# Goal of the exercise
Verbatim output of all the material below is required.

# Excerpts from a figure dataset
Begin
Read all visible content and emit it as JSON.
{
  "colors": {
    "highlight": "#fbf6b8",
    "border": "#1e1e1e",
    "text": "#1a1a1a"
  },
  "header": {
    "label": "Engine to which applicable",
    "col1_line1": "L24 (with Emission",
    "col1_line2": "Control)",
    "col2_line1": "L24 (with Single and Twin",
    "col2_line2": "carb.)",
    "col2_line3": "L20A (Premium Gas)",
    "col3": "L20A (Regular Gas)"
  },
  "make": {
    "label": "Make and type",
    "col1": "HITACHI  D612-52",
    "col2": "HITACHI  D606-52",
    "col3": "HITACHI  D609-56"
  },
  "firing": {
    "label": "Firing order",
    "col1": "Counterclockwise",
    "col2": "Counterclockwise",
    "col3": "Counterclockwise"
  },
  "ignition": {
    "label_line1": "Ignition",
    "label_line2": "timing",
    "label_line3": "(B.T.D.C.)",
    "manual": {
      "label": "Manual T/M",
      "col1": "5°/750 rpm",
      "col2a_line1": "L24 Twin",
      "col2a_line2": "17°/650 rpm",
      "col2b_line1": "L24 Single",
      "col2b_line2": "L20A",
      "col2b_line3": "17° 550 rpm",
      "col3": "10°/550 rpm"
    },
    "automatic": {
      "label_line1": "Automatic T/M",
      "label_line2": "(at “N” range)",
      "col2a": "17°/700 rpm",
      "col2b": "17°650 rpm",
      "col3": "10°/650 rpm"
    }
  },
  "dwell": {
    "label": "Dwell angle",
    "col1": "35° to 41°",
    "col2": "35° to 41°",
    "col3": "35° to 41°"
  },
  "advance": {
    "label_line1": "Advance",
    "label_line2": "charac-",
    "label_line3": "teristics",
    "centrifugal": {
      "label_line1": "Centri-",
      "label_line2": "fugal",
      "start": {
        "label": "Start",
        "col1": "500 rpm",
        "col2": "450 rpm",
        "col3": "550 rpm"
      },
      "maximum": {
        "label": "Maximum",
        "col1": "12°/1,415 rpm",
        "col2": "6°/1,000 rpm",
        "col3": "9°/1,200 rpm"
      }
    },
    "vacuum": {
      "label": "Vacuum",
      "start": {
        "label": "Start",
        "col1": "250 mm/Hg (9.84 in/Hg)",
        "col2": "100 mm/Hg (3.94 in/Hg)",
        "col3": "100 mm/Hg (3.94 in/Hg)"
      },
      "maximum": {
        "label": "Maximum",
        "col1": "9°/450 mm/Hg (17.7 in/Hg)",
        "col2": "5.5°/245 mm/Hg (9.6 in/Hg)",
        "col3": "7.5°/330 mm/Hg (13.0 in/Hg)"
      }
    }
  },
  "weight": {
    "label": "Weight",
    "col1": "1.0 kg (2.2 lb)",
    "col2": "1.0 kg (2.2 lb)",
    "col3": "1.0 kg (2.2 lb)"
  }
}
End
# Answer to the task
Read all visible content and emit it as JSON.
{
  "colors": {
    "highlight": "#fbf6b8",
    "border": "#1e1e1e",
    "text": "#1a1a1a"
  },
  "header": {
    "label": "Engine to which applicable",
    "col1_line1": "L24 (with Emission",
    "col1_line2": "Control)",
    "col2_line1": "L24 (with Single and Twin",
    "col2_line2": "carb.)",
    "col2_line3": "L20A (Premium Gas)",
    "col3": "L20A (Regular Gas)"
  },
  "make": {
    "label": "Make and type",
    "col1": "HITACHI  D612-52",
    "col2": "HITACHI  D606-52",
    "col3": "HITACHI  D609-56"
  },
  "firing": {
    "label": "Firing order",
    "col1": "Counterclockwise",
    "col2": "Counterclockwise",
    "col3": "Counterclockwise"
  },
  "ignition": {
    "label_line1": "Ignition",
    "label_line2": "timing",
    "label_line3": "(B.T.D.C.)",
    "manual": {
      "label": "Manual T/M",
      "col1": "5°/750 rpm",
      "col2a_line1": "L24 Twin",
      "col2a_line2": "17°/650 rpm",
      "col2b_line1": "L24 Single",
      "col2b_line2": "L20A",
      "col2b_line3": "17° 550 rpm",
      "col3": "10°/550 rpm"
    },
    "automatic": {
      "label_line1": "Automatic T/M",
      "label_line2": "(at “N” range)",
      "col2a": "17°/700 rpm",
      "col2b": "17°650 rpm",
      "col3": "10°/650 rpm"
    }
  },
  "dwell": {
    "label": "Dwell angle",
    "col1": "35° to 41°",
    "col2": "35° to 41°",
    "col3": "35° to 41°"
  },
  "advance": {
    "label_line1": "Advance",
    "label_line2": "charac-",
    "label_line3": "teristics",
    "centrifugal": {
      "label_line1": "Centri-",
      "label_line2": "fugal",
      "start": {
        "label": "Start",
        "col1": "500 rpm",
        "col2": "450 rpm",
        "col3": "550 rpm"
      },
      "maximum": {
        "label": "Maximum",
        "col1": "12°/1,415 rpm",
        "col2": "6°/1,000 rpm",
        "col3": "9°/1,200 rpm"
      }
    },
    "vacuum": {
      "label": "Vacuum",
      "start": {
        "label": "Start",
        "col1": "250 mm/Hg (9.84 in/Hg)",
        "col2": "100 mm/Hg (3.94 in/Hg)",
        "col3": "100 mm/Hg (3.94 in/Hg)"
      },
      "maximum": {
        "label": "Maximum",
        "col1": "9°/450 mm/Hg (17.7 in/Hg)",
        "col2": "5.5°/245 mm/Hg (9.6 in/Hg)",
        "col3": "7.5°/330 mm/Hg (13.0 in/Hg)"
      }
    }
  },
  "weight": {
    "label": "Weight",
    "col1": "1.0 kg (2.2 lb)",
    "col2": "1.0 kg (2.2 lb)",
    "col3": "1.0 kg (2.2 lb)"
  }
}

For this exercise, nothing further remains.